STATED GOAL
Repeat each entry as written and leave the images out of the copy.

RECORD LIST
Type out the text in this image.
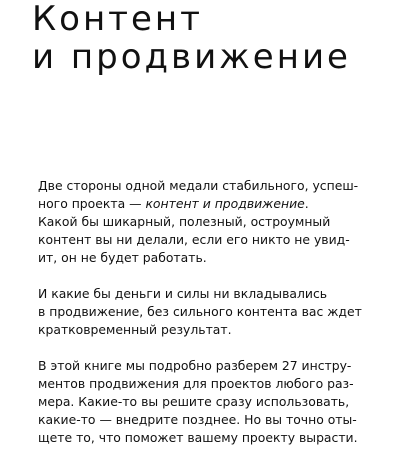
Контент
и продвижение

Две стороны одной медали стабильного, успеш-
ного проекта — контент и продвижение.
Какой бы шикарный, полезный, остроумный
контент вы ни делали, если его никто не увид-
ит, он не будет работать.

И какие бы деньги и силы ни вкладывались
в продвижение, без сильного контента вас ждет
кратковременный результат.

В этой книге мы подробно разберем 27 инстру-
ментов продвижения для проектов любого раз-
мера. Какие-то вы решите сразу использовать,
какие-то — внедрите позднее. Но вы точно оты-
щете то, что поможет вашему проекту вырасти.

COMPLETE ANSWER
Type out the text in this image.
Контент
и продвижение

Две стороны одной медали стабильного, успеш-
ного проекта — контент и продвижение.
Какой бы шикарный, полезный, остроумный
контент вы ни делали, если его никто не увид-
ит, он не будет работать.

И какие бы деньги и силы ни вкладывались
в продвижение, без сильного контента вас ждет
кратковременный результат.

В этой книге мы подробно разберем 27 инстру-
ментов продвижения для проектов любого раз-
мера. Какие-то вы решите сразу использовать,
какие-то — внедрите позднее. Но вы точно оты-
щете то, что поможет вашему проекту вырасти.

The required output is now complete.